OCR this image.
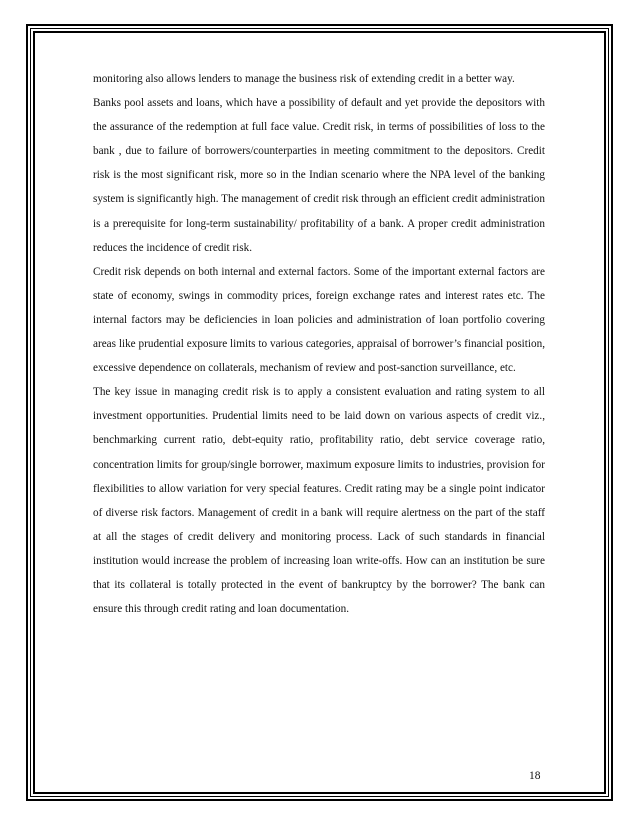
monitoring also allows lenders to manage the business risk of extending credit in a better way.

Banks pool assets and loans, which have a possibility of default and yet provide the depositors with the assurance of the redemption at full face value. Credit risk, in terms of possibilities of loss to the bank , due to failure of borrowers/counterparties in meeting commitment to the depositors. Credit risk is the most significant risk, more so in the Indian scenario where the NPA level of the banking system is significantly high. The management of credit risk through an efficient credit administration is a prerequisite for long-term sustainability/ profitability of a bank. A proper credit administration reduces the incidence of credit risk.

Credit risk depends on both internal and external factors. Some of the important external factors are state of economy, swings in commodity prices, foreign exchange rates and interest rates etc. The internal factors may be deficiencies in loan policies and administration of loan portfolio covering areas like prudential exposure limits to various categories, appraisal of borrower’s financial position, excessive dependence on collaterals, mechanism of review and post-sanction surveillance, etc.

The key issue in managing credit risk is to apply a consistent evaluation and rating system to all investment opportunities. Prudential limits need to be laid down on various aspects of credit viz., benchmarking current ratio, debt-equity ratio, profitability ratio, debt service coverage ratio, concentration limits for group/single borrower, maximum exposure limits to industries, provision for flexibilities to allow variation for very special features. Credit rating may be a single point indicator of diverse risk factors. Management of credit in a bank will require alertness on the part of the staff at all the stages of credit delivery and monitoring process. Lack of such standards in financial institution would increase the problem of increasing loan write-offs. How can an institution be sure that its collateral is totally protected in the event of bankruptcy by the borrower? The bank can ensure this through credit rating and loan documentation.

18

### REQUIRED WORK
Filter the records above and return every line that holds the word "profitability".

### OUTPUT FOR THIS EXERCISE
Banks pool assets and loans, which have a possibility of default and yet provide the depositors with the assurance of the redemption at full face value. Credit risk, in terms of possibilities of loss to the bank , due to failure of borrowers/counterparties in meeting commitment to the depositors. Credit risk is the most significant risk, more so in the Indian scenario where the NPA level of the banking system is significantly high. The management of credit risk through an efficient credit administration is a prerequisite for long-term sustainability/ profitability of a bank. A proper credit administration reduces the incidence of credit risk.
The key issue in managing credit risk is to apply a consistent evaluation and rating system to all investment opportunities. Prudential limits need to be laid down on various aspects of credit viz., benchmarking current ratio, debt-equity ratio, profitability ratio, debt service coverage ratio, concentration limits for group/single borrower, maximum exposure limits to industries, provision for flexibilities to allow variation for very special features. Credit rating may be a single point indicator of diverse risk factors. Management of credit in a bank will require alertness on the part of the staff at all the stages of credit delivery and monitoring process. Lack of such standards in financial institution would increase the problem of increasing loan write-offs. How can an institution be sure that its collateral is totally protected in the event of bankruptcy by the borrower? The bank can ensure this through credit rating and loan documentation.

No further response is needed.